# [EXERCISE]
If a record holds a picture, please leave the picture out and copy the rest of the record exactly.

Source records
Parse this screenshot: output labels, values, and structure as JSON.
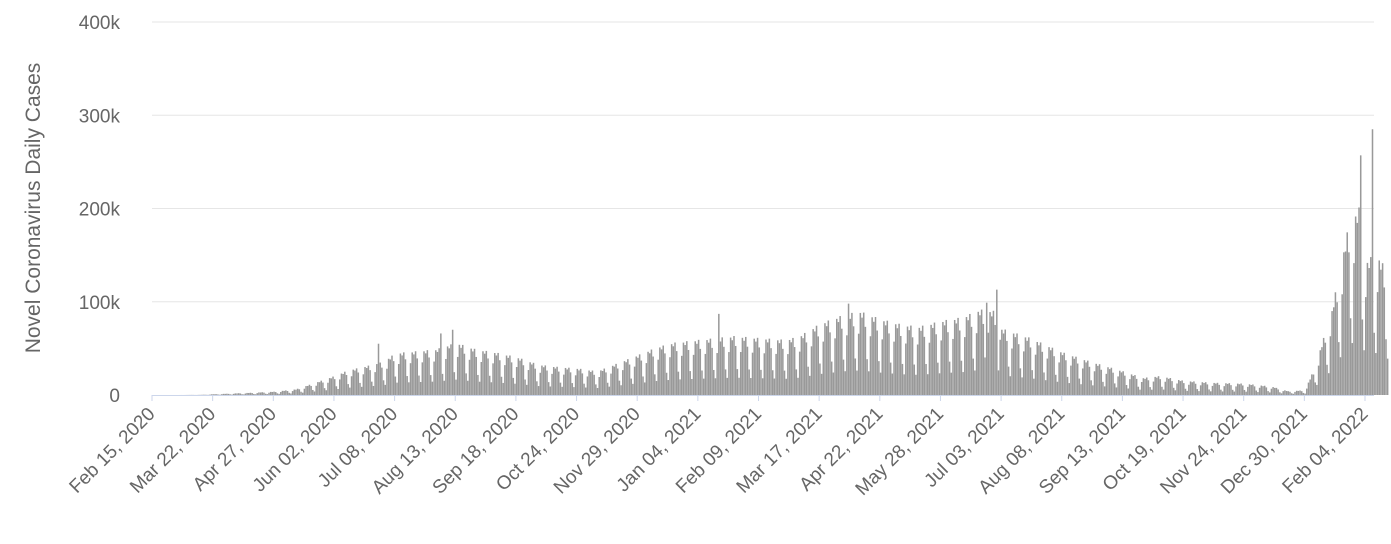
{
  "chart_data": {
    "type": "bar",
    "title": "",
    "xlabel": "",
    "ylabel": "Novel Coronavirus Daily Cases",
    "ylim": [
      0,
      400000
    ],
    "y_ticks": [
      {
        "value": 0,
        "label": "0"
      },
      {
        "value": 100000,
        "label": "100k"
      },
      {
        "value": 200000,
        "label": "200k"
      },
      {
        "value": 300000,
        "label": "300k"
      },
      {
        "value": 400000,
        "label": "400k"
      }
    ],
    "x_ticks": [
      {
        "date": "2020-02-15",
        "label": "Feb 15, 2020"
      },
      {
        "date": "2020-03-22",
        "label": "Mar 22, 2020"
      },
      {
        "date": "2020-04-27",
        "label": "Apr 27, 2020"
      },
      {
        "date": "2020-06-02",
        "label": "Jun 02, 2020"
      },
      {
        "date": "2020-07-08",
        "label": "Jul 08, 2020"
      },
      {
        "date": "2020-08-13",
        "label": "Aug 13, 2020"
      },
      {
        "date": "2020-09-18",
        "label": "Sep 18, 2020"
      },
      {
        "date": "2020-10-24",
        "label": "Oct 24, 2020"
      },
      {
        "date": "2020-11-29",
        "label": "Nov 29, 2020"
      },
      {
        "date": "2021-01-04",
        "label": "Jan 04, 2021"
      },
      {
        "date": "2021-02-09",
        "label": "Feb 09, 2021"
      },
      {
        "date": "2021-03-17",
        "label": "Mar 17, 2021"
      },
      {
        "date": "2021-04-22",
        "label": "Apr 22, 2021"
      },
      {
        "date": "2021-05-28",
        "label": "May 28, 2021"
      },
      {
        "date": "2021-07-03",
        "label": "Jul 03, 2021"
      },
      {
        "date": "2021-08-08",
        "label": "Aug 08, 2021"
      },
      {
        "date": "2021-09-13",
        "label": "Sep 13, 2021"
      },
      {
        "date": "2021-10-19",
        "label": "Oct 19, 2021"
      },
      {
        "date": "2021-11-24",
        "label": "Nov 24, 2021"
      },
      {
        "date": "2021-12-30",
        "label": "Dec 30, 2021"
      },
      {
        "date": "2022-02-04",
        "label": "Feb 04, 2022"
      }
    ],
    "grid": true,
    "bar_color": "#999999",
    "grid_color": "#e6e6e6",
    "baseline_color": "#ccd6eb",
    "series": [
      {
        "points": [
          [
            "2020-02-15",
            0
          ],
          [
            "2020-03-01",
            0
          ],
          [
            "2020-03-15",
            200
          ],
          [
            "2020-03-22",
            800
          ],
          [
            "2020-04-01",
            1500
          ],
          [
            "2020-04-15",
            2500
          ],
          [
            "2020-04-27",
            3500
          ],
          [
            "2020-05-10",
            6000
          ],
          [
            "2020-05-20",
            12000
          ],
          [
            "2020-06-02",
            20000
          ],
          [
            "2020-06-10",
            26000
          ],
          [
            "2020-06-20",
            30000
          ],
          [
            "2020-07-01",
            35000
          ],
          [
            "2020-07-08",
            44000
          ],
          [
            "2020-07-20",
            46000
          ],
          [
            "2020-08-01",
            48000
          ],
          [
            "2020-08-13",
            55000
          ],
          [
            "2020-08-25",
            48000
          ],
          [
            "2020-09-05",
            45000
          ],
          [
            "2020-09-18",
            40000
          ],
          [
            "2020-10-01",
            32000
          ],
          [
            "2020-10-10",
            30000
          ],
          [
            "2020-10-24",
            28000
          ],
          [
            "2020-11-05",
            25000
          ],
          [
            "2020-11-15",
            32000
          ],
          [
            "2020-11-29",
            42000
          ],
          [
            "2020-12-10",
            50000
          ],
          [
            "2020-12-20",
            55000
          ],
          [
            "2021-01-04",
            58000
          ],
          [
            "2021-01-15",
            60000
          ],
          [
            "2021-01-25",
            62000
          ],
          [
            "2021-02-09",
            60000
          ],
          [
            "2021-02-25",
            58000
          ],
          [
            "2021-03-05",
            62000
          ],
          [
            "2021-03-17",
            75000
          ],
          [
            "2021-04-01",
            85000
          ],
          [
            "2021-04-10",
            88000
          ],
          [
            "2021-04-22",
            80000
          ],
          [
            "2021-05-05",
            74000
          ],
          [
            "2021-05-15",
            72000
          ],
          [
            "2021-05-28",
            78000
          ],
          [
            "2021-06-10",
            82000
          ],
          [
            "2021-06-20",
            90000
          ],
          [
            "2021-07-01",
            88000
          ],
          [
            "2021-07-03",
            70000
          ],
          [
            "2021-07-20",
            60000
          ],
          [
            "2021-08-08",
            45000
          ],
          [
            "2021-08-25",
            35000
          ],
          [
            "2021-09-13",
            25000
          ],
          [
            "2021-09-25",
            18000
          ],
          [
            "2021-10-05",
            20000
          ],
          [
            "2021-10-19",
            15000
          ],
          [
            "2021-11-05",
            13000
          ],
          [
            "2021-11-24",
            12000
          ],
          [
            "2021-12-10",
            9000
          ],
          [
            "2021-12-20",
            4000
          ],
          [
            "2021-12-30",
            5000
          ],
          [
            "2022-01-05",
            30000
          ],
          [
            "2022-01-15",
            90000
          ],
          [
            "2022-01-25",
            180000
          ],
          [
            "2022-02-01",
            200000
          ],
          [
            "2022-02-04",
            140000
          ],
          [
            "2022-02-10",
            150000
          ],
          [
            "2022-02-17",
            130000
          ]
        ],
        "weekly_modulation": [
          1.0,
          0.95,
          1.02,
          0.85,
          0.45,
          0.3,
          0.75
        ],
        "spikes": [
          [
            "2020-06-28",
            55000
          ],
          [
            "2020-08-04",
            66000
          ],
          [
            "2020-08-11",
            70000
          ],
          [
            "2021-01-16",
            87000
          ],
          [
            "2021-04-03",
            98000
          ],
          [
            "2021-06-24",
            99000
          ],
          [
            "2021-06-30",
            113000
          ],
          [
            "2022-02-01",
            257000
          ],
          [
            "2022-02-08",
            285000
          ]
        ]
      }
    ]
  }
}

# [RESPONSE TO THIS TASK]
Parse this screenshot: output labels, values, and structure as JSON.
{
  "chart_data": {
    "type": "bar",
    "title": "",
    "xlabel": "",
    "ylabel": "Novel Coronavirus Daily Cases",
    "ylim": [
      0,
      400000
    ],
    "y_ticks": [
      {
        "value": 0,
        "label": "0"
      },
      {
        "value": 100000,
        "label": "100k"
      },
      {
        "value": 200000,
        "label": "200k"
      },
      {
        "value": 300000,
        "label": "300k"
      },
      {
        "value": 400000,
        "label": "400k"
      }
    ],
    "x_ticks": [
      {
        "date": "2020-02-15",
        "label": "Feb 15, 2020"
      },
      {
        "date": "2020-03-22",
        "label": "Mar 22, 2020"
      },
      {
        "date": "2020-04-27",
        "label": "Apr 27, 2020"
      },
      {
        "date": "2020-06-02",
        "label": "Jun 02, 2020"
      },
      {
        "date": "2020-07-08",
        "label": "Jul 08, 2020"
      },
      {
        "date": "2020-08-13",
        "label": "Aug 13, 2020"
      },
      {
        "date": "2020-09-18",
        "label": "Sep 18, 2020"
      },
      {
        "date": "2020-10-24",
        "label": "Oct 24, 2020"
      },
      {
        "date": "2020-11-29",
        "label": "Nov 29, 2020"
      },
      {
        "date": "2021-01-04",
        "label": "Jan 04, 2021"
      },
      {
        "date": "2021-02-09",
        "label": "Feb 09, 2021"
      },
      {
        "date": "2021-03-17",
        "label": "Mar 17, 2021"
      },
      {
        "date": "2021-04-22",
        "label": "Apr 22, 2021"
      },
      {
        "date": "2021-05-28",
        "label": "May 28, 2021"
      },
      {
        "date": "2021-07-03",
        "label": "Jul 03, 2021"
      },
      {
        "date": "2021-08-08",
        "label": "Aug 08, 2021"
      },
      {
        "date": "2021-09-13",
        "label": "Sep 13, 2021"
      },
      {
        "date": "2021-10-19",
        "label": "Oct 19, 2021"
      },
      {
        "date": "2021-11-24",
        "label": "Nov 24, 2021"
      },
      {
        "date": "2021-12-30",
        "label": "Dec 30, 2021"
      },
      {
        "date": "2022-02-04",
        "label": "Feb 04, 2022"
      }
    ],
    "grid": true,
    "bar_color": "#999999",
    "grid_color": "#e6e6e6",
    "baseline_color": "#ccd6eb",
    "series": [
      {
        "points": [
          [
            "2020-02-15",
            0
          ],
          [
            "2020-03-01",
            0
          ],
          [
            "2020-03-15",
            200
          ],
          [
            "2020-03-22",
            800
          ],
          [
            "2020-04-01",
            1500
          ],
          [
            "2020-04-15",
            2500
          ],
          [
            "2020-04-27",
            3500
          ],
          [
            "2020-05-10",
            6000
          ],
          [
            "2020-05-20",
            12000
          ],
          [
            "2020-06-02",
            20000
          ],
          [
            "2020-06-10",
            26000
          ],
          [
            "2020-06-20",
            30000
          ],
          [
            "2020-07-01",
            35000
          ],
          [
            "2020-07-08",
            44000
          ],
          [
            "2020-07-20",
            46000
          ],
          [
            "2020-08-01",
            48000
          ],
          [
            "2020-08-13",
            55000
          ],
          [
            "2020-08-25",
            48000
          ],
          [
            "2020-09-05",
            45000
          ],
          [
            "2020-09-18",
            40000
          ],
          [
            "2020-10-01",
            32000
          ],
          [
            "2020-10-10",
            30000
          ],
          [
            "2020-10-24",
            28000
          ],
          [
            "2020-11-05",
            25000
          ],
          [
            "2020-11-15",
            32000
          ],
          [
            "2020-11-29",
            42000
          ],
          [
            "2020-12-10",
            50000
          ],
          [
            "2020-12-20",
            55000
          ],
          [
            "2021-01-04",
            58000
          ],
          [
            "2021-01-15",
            60000
          ],
          [
            "2021-01-25",
            62000
          ],
          [
            "2021-02-09",
            60000
          ],
          [
            "2021-02-25",
            58000
          ],
          [
            "2021-03-05",
            62000
          ],
          [
            "2021-03-17",
            75000
          ],
          [
            "2021-04-01",
            85000
          ],
          [
            "2021-04-10",
            88000
          ],
          [
            "2021-04-22",
            80000
          ],
          [
            "2021-05-05",
            74000
          ],
          [
            "2021-05-15",
            72000
          ],
          [
            "2021-05-28",
            78000
          ],
          [
            "2021-06-10",
            82000
          ],
          [
            "2021-06-20",
            90000
          ],
          [
            "2021-07-01",
            88000
          ],
          [
            "2021-07-03",
            70000
          ],
          [
            "2021-07-20",
            60000
          ],
          [
            "2021-08-08",
            45000
          ],
          [
            "2021-08-25",
            35000
          ],
          [
            "2021-09-13",
            25000
          ],
          [
            "2021-09-25",
            18000
          ],
          [
            "2021-10-05",
            20000
          ],
          [
            "2021-10-19",
            15000
          ],
          [
            "2021-11-05",
            13000
          ],
          [
            "2021-11-24",
            12000
          ],
          [
            "2021-12-10",
            9000
          ],
          [
            "2021-12-20",
            4000
          ],
          [
            "2021-12-30",
            5000
          ],
          [
            "2022-01-05",
            30000
          ],
          [
            "2022-01-15",
            90000
          ],
          [
            "2022-01-25",
            180000
          ],
          [
            "2022-02-01",
            200000
          ],
          [
            "2022-02-04",
            140000
          ],
          [
            "2022-02-10",
            150000
          ],
          [
            "2022-02-17",
            130000
          ]
        ],
        "weekly_modulation": [
          1.0,
          0.95,
          1.02,
          0.85,
          0.45,
          0.3,
          0.75
        ],
        "spikes": [
          [
            "2020-06-28",
            55000
          ],
          [
            "2020-08-04",
            66000
          ],
          [
            "2020-08-11",
            70000
          ],
          [
            "2021-01-16",
            87000
          ],
          [
            "2021-04-03",
            98000
          ],
          [
            "2021-06-24",
            99000
          ],
          [
            "2021-06-30",
            113000
          ],
          [
            "2022-02-01",
            257000
          ],
          [
            "2022-02-08",
            285000
          ]
        ]
      }
    ]
  }
}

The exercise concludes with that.